» **Exercise details**
Track down every line below that holds "hypothesis" and copy it.

◇ ◇ ◇ ◇

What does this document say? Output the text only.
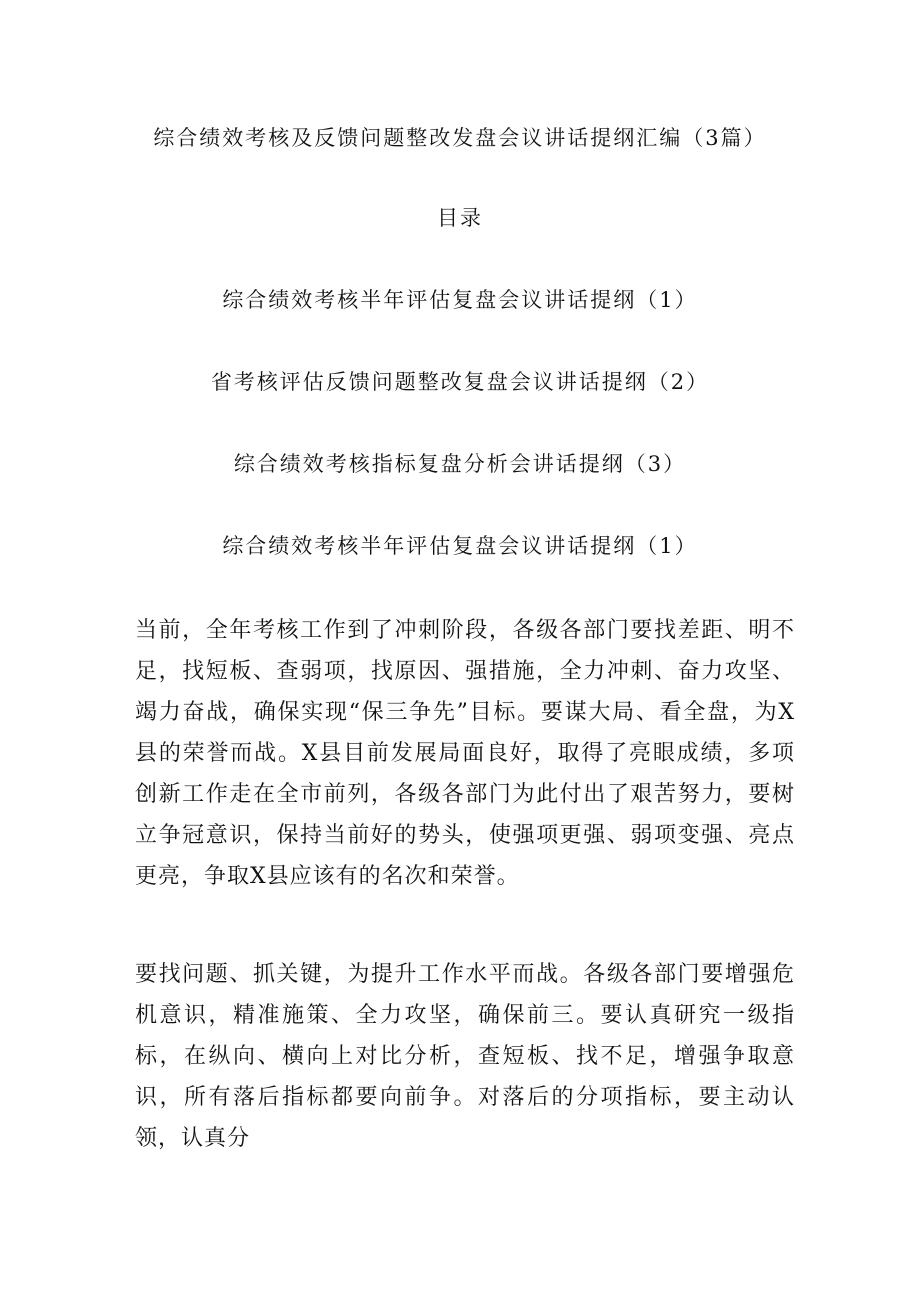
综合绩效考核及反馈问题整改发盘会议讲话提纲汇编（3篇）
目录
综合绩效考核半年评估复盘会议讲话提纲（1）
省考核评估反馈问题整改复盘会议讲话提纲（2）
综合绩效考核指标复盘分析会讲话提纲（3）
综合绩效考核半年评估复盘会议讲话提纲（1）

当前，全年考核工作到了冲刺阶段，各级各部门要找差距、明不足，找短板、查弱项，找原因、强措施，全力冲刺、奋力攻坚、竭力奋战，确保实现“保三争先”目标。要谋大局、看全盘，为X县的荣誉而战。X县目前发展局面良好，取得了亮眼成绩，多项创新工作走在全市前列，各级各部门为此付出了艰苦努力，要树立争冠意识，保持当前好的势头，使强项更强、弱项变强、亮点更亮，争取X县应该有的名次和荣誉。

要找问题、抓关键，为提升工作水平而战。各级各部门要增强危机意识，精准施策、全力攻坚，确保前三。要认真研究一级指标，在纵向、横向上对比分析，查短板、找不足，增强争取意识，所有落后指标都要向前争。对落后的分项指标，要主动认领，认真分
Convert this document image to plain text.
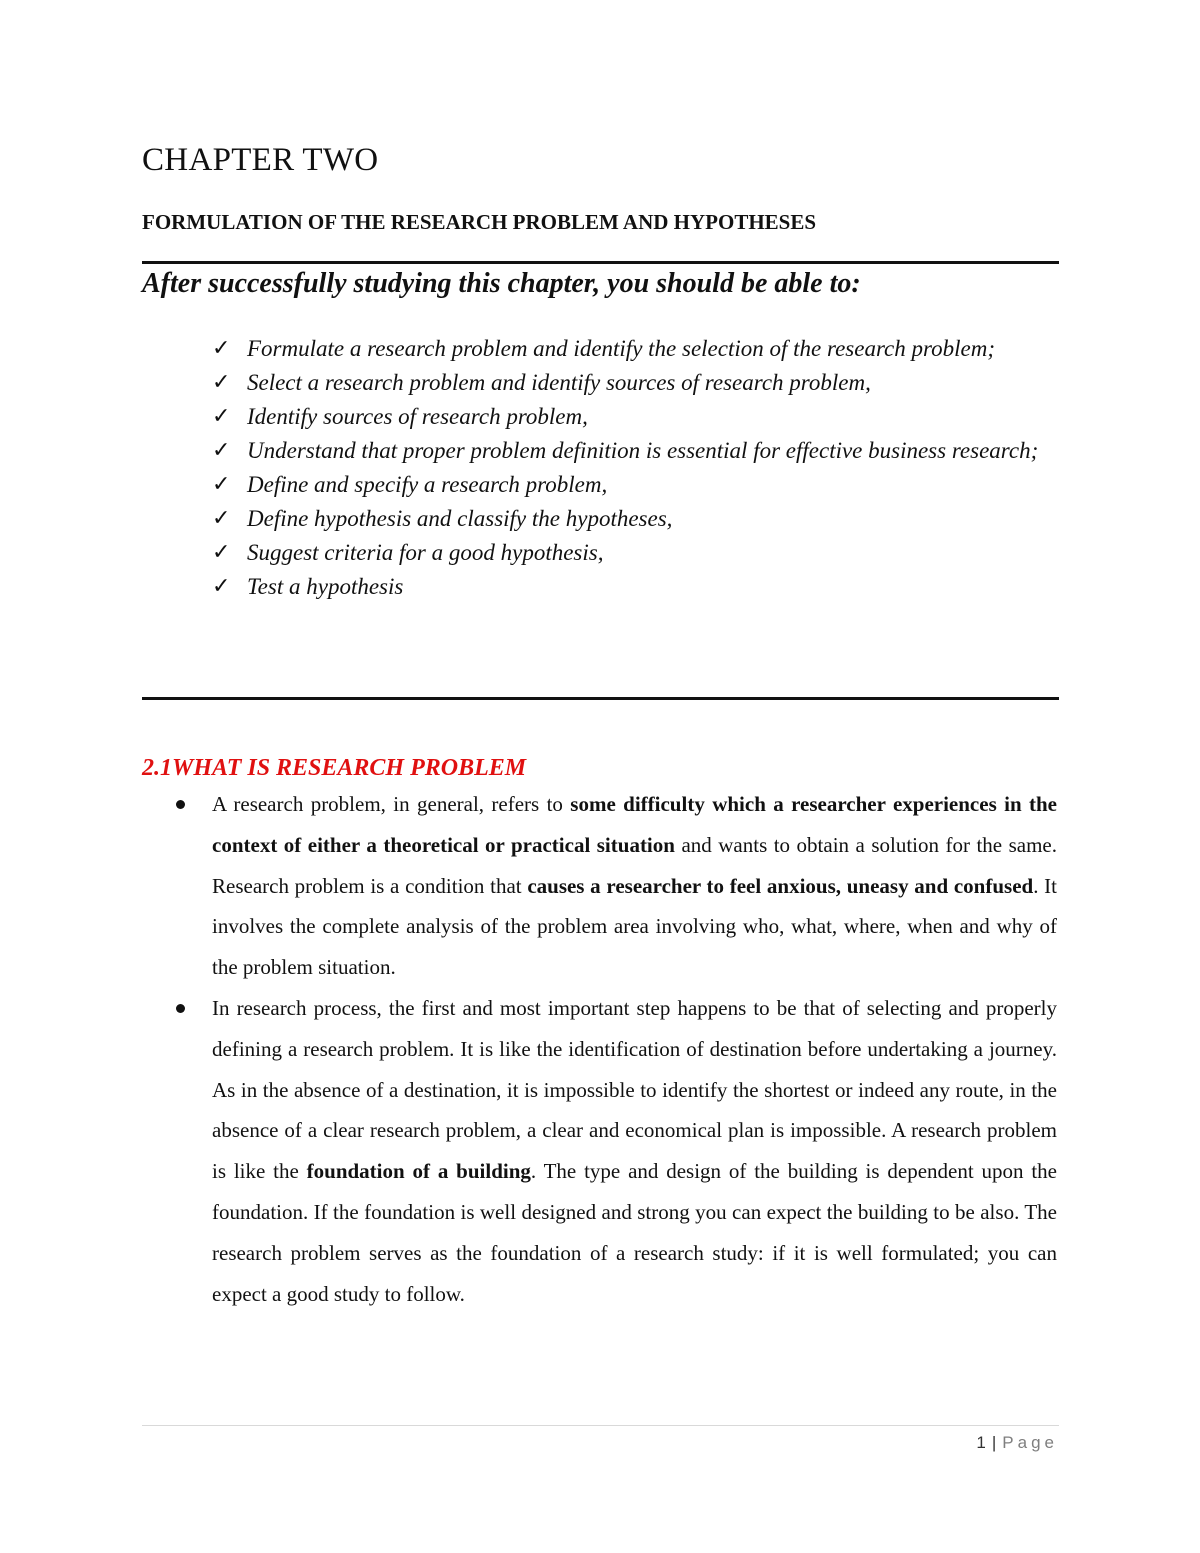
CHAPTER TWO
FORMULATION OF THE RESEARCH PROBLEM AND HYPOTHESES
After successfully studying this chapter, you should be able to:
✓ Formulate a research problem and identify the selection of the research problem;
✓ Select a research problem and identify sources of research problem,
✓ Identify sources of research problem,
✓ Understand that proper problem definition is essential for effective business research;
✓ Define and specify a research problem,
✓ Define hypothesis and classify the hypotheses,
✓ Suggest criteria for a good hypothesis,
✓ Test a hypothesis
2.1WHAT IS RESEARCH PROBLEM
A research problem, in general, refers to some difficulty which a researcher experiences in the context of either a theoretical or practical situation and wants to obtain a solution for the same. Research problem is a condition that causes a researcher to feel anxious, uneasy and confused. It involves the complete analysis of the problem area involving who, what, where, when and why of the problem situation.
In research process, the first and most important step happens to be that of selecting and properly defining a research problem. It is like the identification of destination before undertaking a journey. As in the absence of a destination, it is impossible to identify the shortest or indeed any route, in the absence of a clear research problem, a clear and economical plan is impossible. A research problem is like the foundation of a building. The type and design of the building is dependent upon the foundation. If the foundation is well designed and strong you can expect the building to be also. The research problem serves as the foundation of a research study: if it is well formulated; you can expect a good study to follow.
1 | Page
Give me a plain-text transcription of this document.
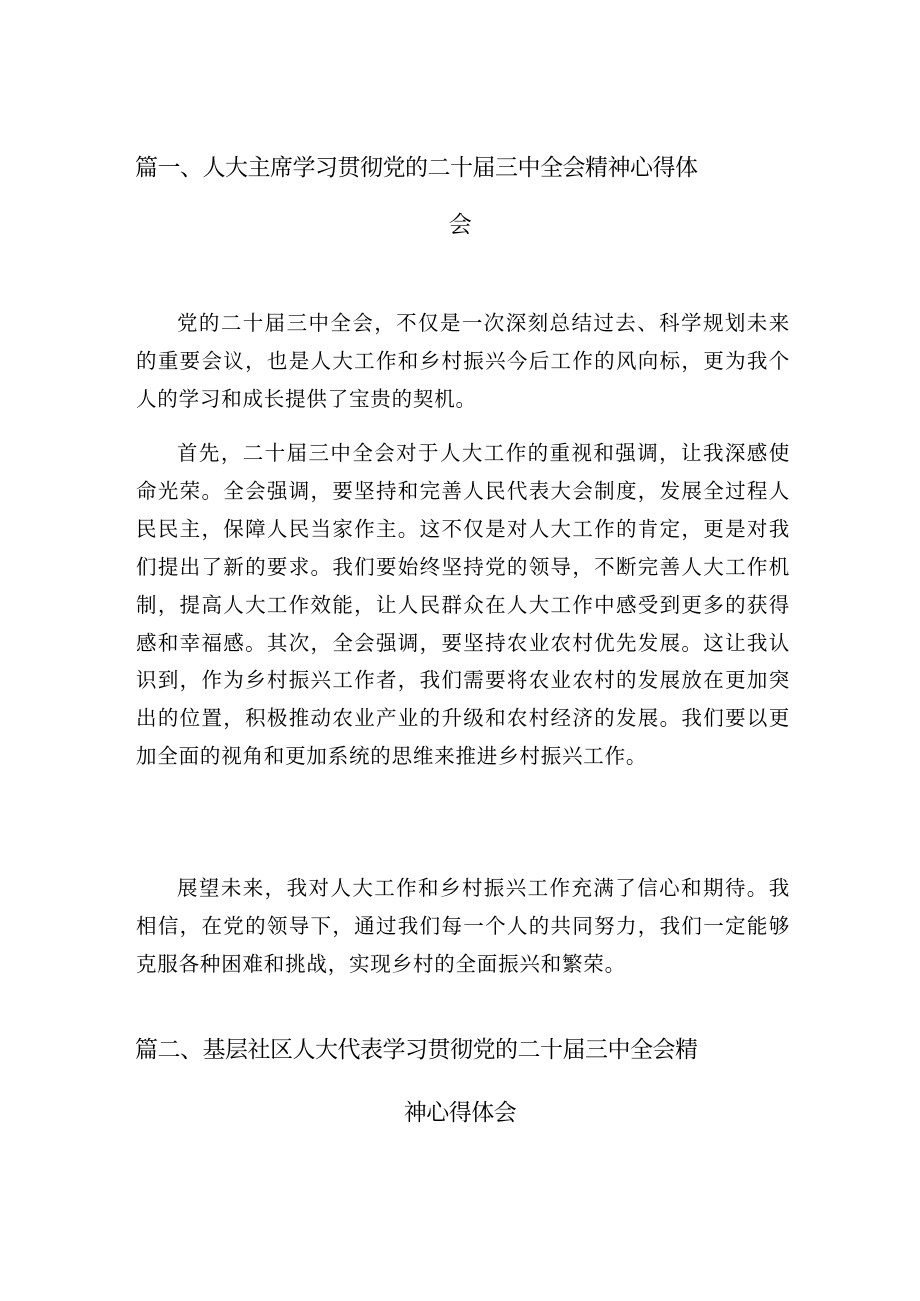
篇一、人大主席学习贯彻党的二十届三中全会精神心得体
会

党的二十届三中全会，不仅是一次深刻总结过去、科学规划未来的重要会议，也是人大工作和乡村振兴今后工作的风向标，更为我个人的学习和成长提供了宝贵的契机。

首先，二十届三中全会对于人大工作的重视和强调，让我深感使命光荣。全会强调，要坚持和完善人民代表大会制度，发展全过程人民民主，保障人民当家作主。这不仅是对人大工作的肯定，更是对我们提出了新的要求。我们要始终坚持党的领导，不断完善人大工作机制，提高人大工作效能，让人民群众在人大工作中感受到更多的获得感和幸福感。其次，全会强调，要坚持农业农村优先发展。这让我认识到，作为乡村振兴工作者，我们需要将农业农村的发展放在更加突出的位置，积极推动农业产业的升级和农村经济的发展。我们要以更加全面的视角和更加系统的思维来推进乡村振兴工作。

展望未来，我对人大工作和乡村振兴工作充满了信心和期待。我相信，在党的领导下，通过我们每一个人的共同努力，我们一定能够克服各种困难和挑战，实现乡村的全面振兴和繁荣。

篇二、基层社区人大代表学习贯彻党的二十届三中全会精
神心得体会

◇ ◇ ◇ ◇

» **Result of the task**
✓ Define hypothesis and classify the hypotheses,
✓ Suggest criteria for a good hypothesis,
✓ Test a hypothesis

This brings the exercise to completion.